WHAT THE EXERCISE ASKS
Copy out the whole listing exactly as written, leaving the pictures behind.

begin

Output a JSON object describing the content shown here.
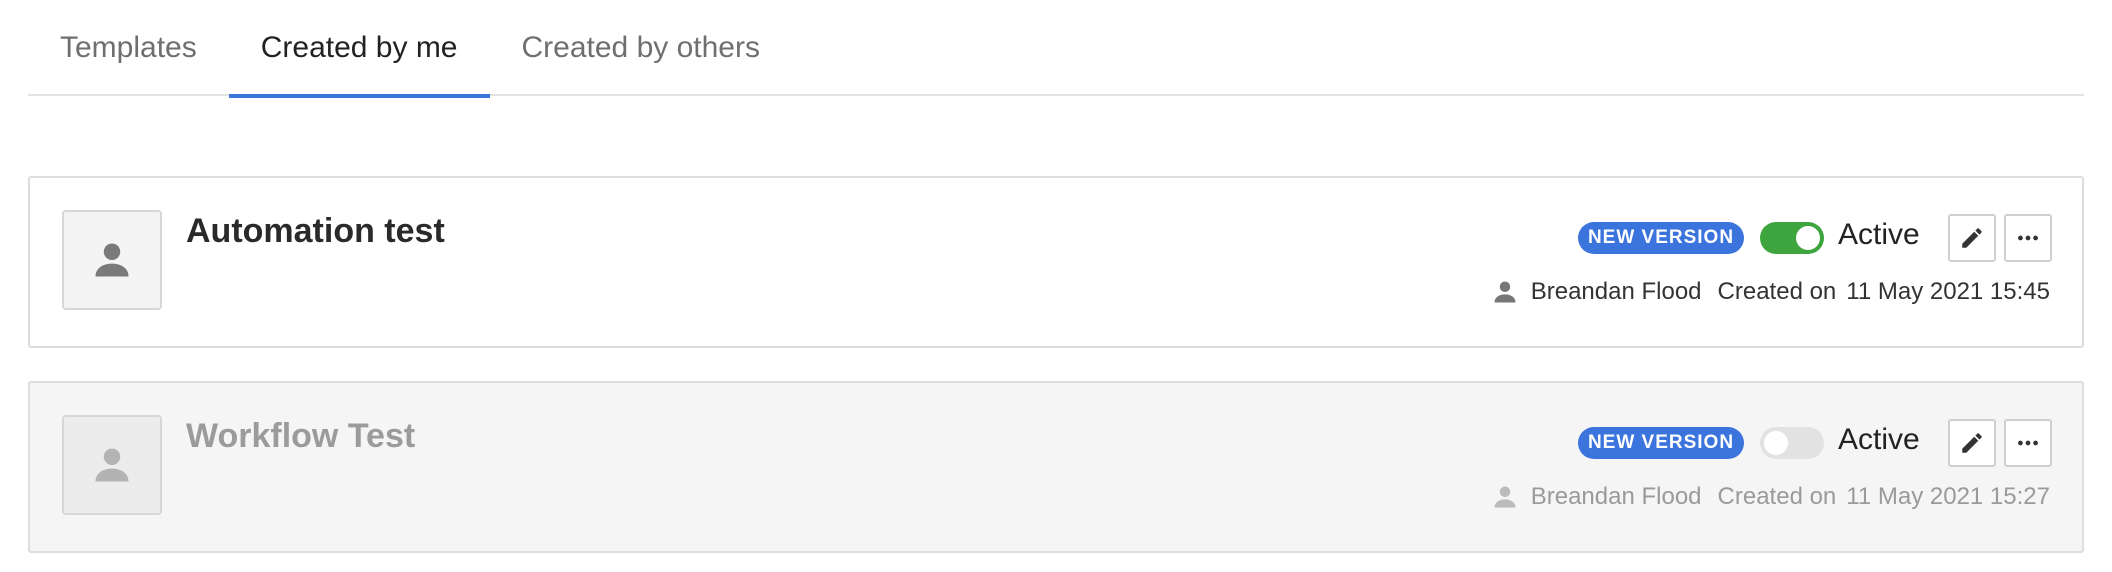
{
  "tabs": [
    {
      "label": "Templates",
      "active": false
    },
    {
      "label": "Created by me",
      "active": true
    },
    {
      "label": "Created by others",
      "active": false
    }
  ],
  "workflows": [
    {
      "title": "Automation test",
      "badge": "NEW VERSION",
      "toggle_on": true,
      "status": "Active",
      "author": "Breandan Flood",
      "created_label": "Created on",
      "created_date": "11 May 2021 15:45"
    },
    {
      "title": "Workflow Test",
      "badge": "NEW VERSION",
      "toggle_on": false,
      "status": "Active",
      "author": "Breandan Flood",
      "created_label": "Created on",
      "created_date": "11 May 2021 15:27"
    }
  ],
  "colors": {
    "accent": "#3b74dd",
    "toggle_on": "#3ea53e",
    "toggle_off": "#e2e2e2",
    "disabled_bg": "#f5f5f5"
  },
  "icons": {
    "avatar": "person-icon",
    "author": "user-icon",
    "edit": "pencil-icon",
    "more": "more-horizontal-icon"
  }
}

end

SOLUTION FOR THIS PROBLEM
Output a JSON object describing the content shown here.
{
  "tabs": [
    {
      "label": "Templates",
      "active": false
    },
    {
      "label": "Created by me",
      "active": true
    },
    {
      "label": "Created by others",
      "active": false
    }
  ],
  "workflows": [
    {
      "title": "Automation test",
      "badge": "NEW VERSION",
      "toggle_on": true,
      "status": "Active",
      "author": "Breandan Flood",
      "created_label": "Created on",
      "created_date": "11 May 2021 15:45"
    },
    {
      "title": "Workflow Test",
      "badge": "NEW VERSION",
      "toggle_on": false,
      "status": "Active",
      "author": "Breandan Flood",
      "created_label": "Created on",
      "created_date": "11 May 2021 15:27"
    }
  ],
  "colors": {
    "accent": "#3b74dd",
    "toggle_on": "#3ea53e",
    "toggle_off": "#e2e2e2",
    "disabled_bg": "#f5f5f5"
  },
  "icons": {
    "avatar": "person-icon",
    "author": "user-icon",
    "edit": "pencil-icon",
    "more": "more-horizontal-icon"
  }
}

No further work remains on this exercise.